TASK OBJECTIVE:
Please give the entries again in full and exactly, without any picture.

ROWS:
#####

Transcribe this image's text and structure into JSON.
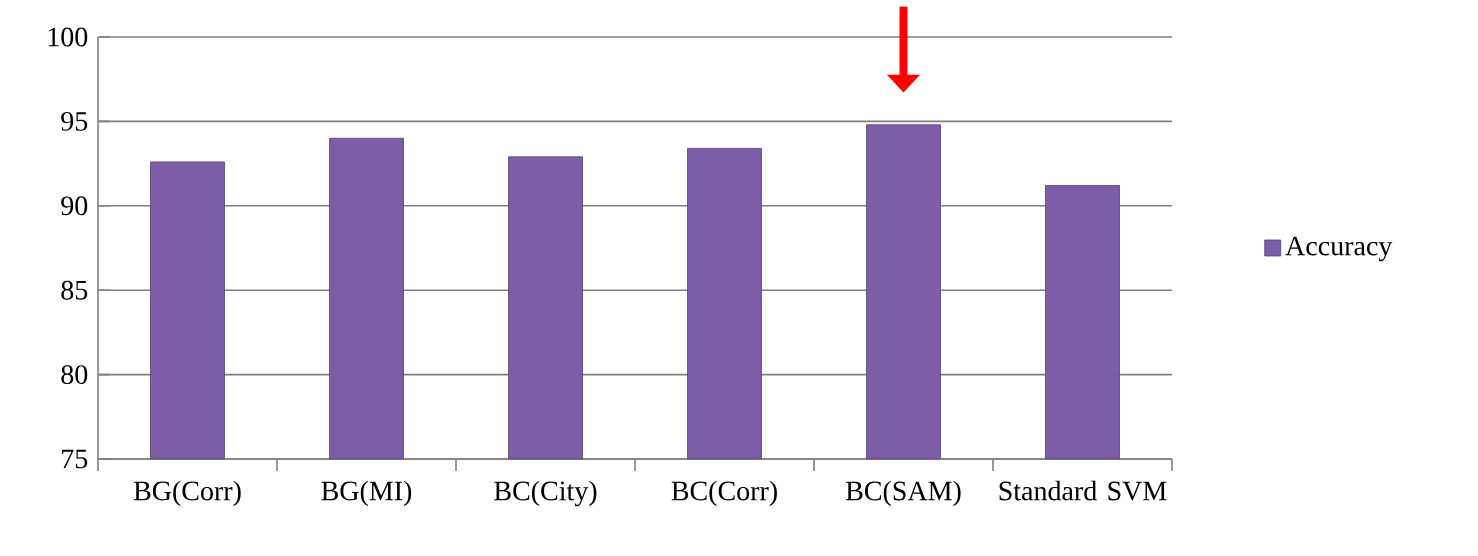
{
  "chart_data": {
    "type": "bar",
    "categories": [
      "BG(Corr)",
      "BG(MI)",
      "BC(City)",
      "BC(Corr)",
      "BC(SAM)",
      "Standard SVM"
    ],
    "series": [
      {
        "name": "Accuracy",
        "color": "#7b5ea7",
        "values": [
          92.6,
          94.0,
          92.9,
          93.4,
          94.8,
          91.2
        ]
      }
    ],
    "ylim": [
      75,
      100
    ],
    "yticks": [
      75,
      80,
      85,
      90,
      95,
      100
    ],
    "grid": "y",
    "legend": "right"
  }
}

#####

SOLVED PROBLEM:
Transcribe this image's text and structure into JSON.
{
  "chart_data": {
    "type": "bar",
    "categories": [
      "BG(Corr)",
      "BG(MI)",
      "BC(City)",
      "BC(Corr)",
      "BC(SAM)",
      "Standard SVM"
    ],
    "series": [
      {
        "name": "Accuracy",
        "color": "#7b5ea7",
        "values": [
          92.6,
          94.0,
          92.9,
          93.4,
          94.8,
          91.2
        ]
      }
    ],
    "ylim": [
      75,
      100
    ],
    "yticks": [
      75,
      80,
      85,
      90,
      95,
      100
    ],
    "grid": "y",
    "legend": "right"
  }
}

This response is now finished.